# [WRITTEN TASK]
Leave out any picture and return the remaining listing below exactly as given.

# [RECORDS PROVIDED]

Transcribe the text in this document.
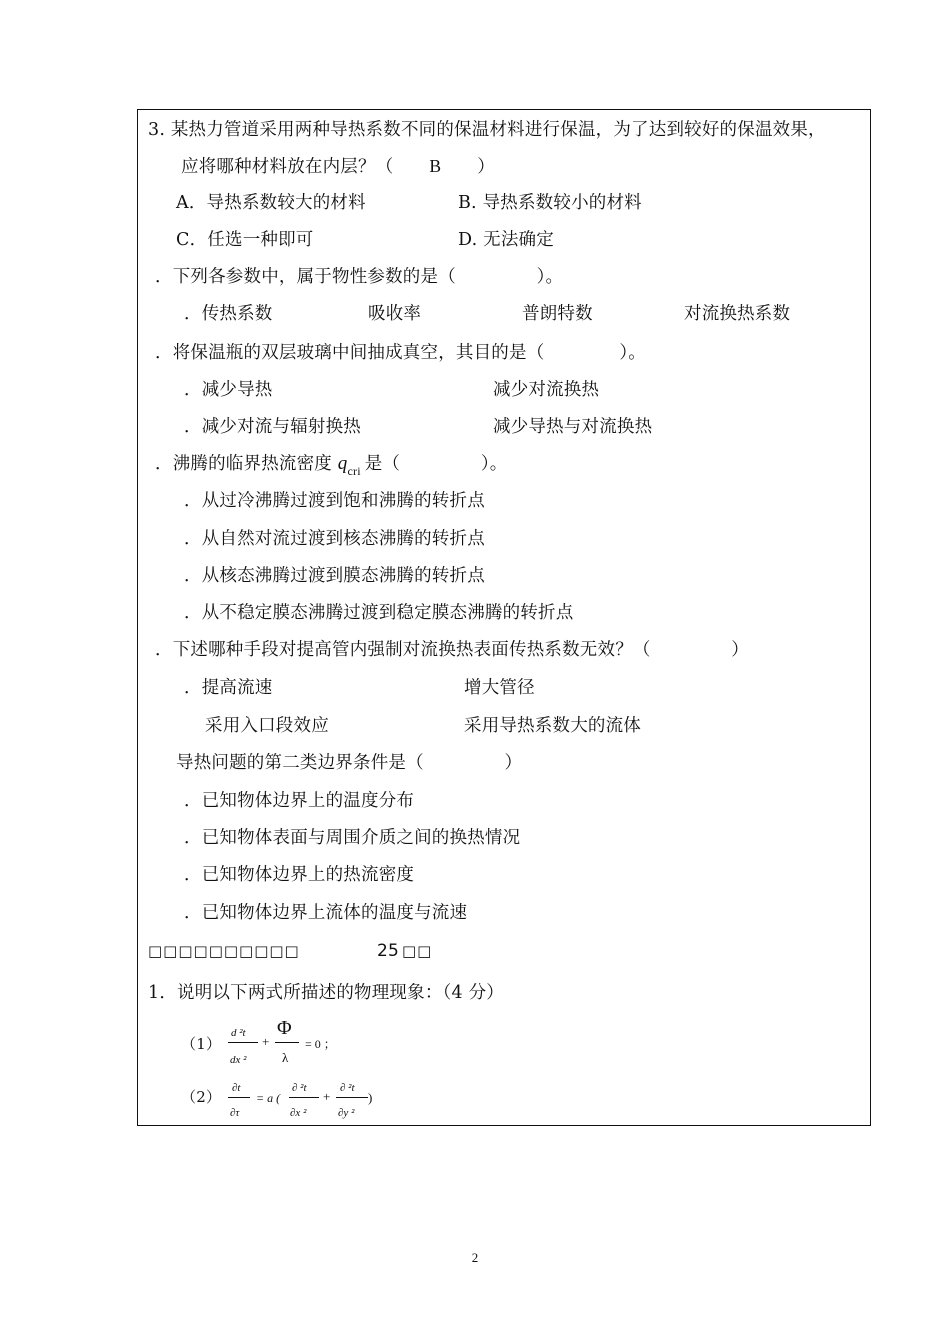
3. 某热力管道采用两种导热系数不同的保温材料进行保温，为了达到较好的保温效果，
应将哪种材料放在内层？（ B ）
A．导热系数较大的材料	B. 导热系数较小的材料
C．任选一种即可	D. 无法确定
．下列各参数中，属于物性参数的是（              ）。
．传热系数	吸收率	普朗特数	对流换热系数
．将保温瓶的双层玻璃中间抽成真空，其目的是（             ）。
．减少导热	减少对流换热
．减少对流与辐射换热	减少导热与对流换热
．沸腾的临界热流密度 $q_{cri}$ 是（              ）。
．从过冷沸腾过渡到饱和沸腾的转折点
．从自然对流过渡到核态沸腾的转折点
．从核态沸腾过渡到膜态沸腾的转折点
．从不稳定膜态沸腾过渡到稳定膜态沸腾的转折点
．下述哪种手段对提高管内强制对流换热表面传热系数无效？（              ）
．提高流速	增大管径
采用入口段效应	采用导热系数大的流体
导热问题的第二类边界条件是（              ）
．已知物体边界上的温度分布
．已知物体表面与周围介质之间的换热情况
．已知物体边界上的热流密度
．已知物体边界上流体的温度与流速
□□□□□□□□□□	25 □□
1．说明以下两式所描述的物理现象：（4 分）
（1）
d ²t
dx ²
+
Φ
λ
= 0 ；
（2） ∂t
∂τ
= a (
∂ ²t
∂x ²
+
∂ ²t
∂y ²
)
2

# [RESULT OF THE EXERCISE]
Transcribe the text in this document.
3. 某热力管道采用两种导热系数不同的保温材料进行保温，为了达到较好的保温效果，
应将哪种材料放在内层？（ B ）
A．导热系数较大的材料	B. 导热系数较小的材料
C．任选一种即可	D. 无法确定
．下列各参数中，属于物性参数的是（              ）。
．传热系数	吸收率	普朗特数	对流换热系数
．将保温瓶的双层玻璃中间抽成真空，其目的是（             ）。
．减少导热	减少对流换热
．减少对流与辐射换热	减少导热与对流换热
．沸腾的临界热流密度 $q_{cri}$ 是（              ）。
．从过冷沸腾过渡到饱和沸腾的转折点
．从自然对流过渡到核态沸腾的转折点
．从核态沸腾过渡到膜态沸腾的转折点
．从不稳定膜态沸腾过渡到稳定膜态沸腾的转折点
．下述哪种手段对提高管内强制对流换热表面传热系数无效？（              ）
．提高流速	增大管径
采用入口段效应	采用导热系数大的流体
导热问题的第二类边界条件是（              ）
．已知物体边界上的温度分布
．已知物体表面与周围介质之间的换热情况
．已知物体边界上的热流密度
．已知物体边界上流体的温度与流速
□□□□□□□□□□	25 □□
1．说明以下两式所描述的物理现象：（4 分）
（1）
d ²t
dx ²
+
Φ
λ
= 0 ；
（2） ∂t
∂τ
= a (
∂ ²t
∂x ²
+
∂ ²t
∂y ²
)
2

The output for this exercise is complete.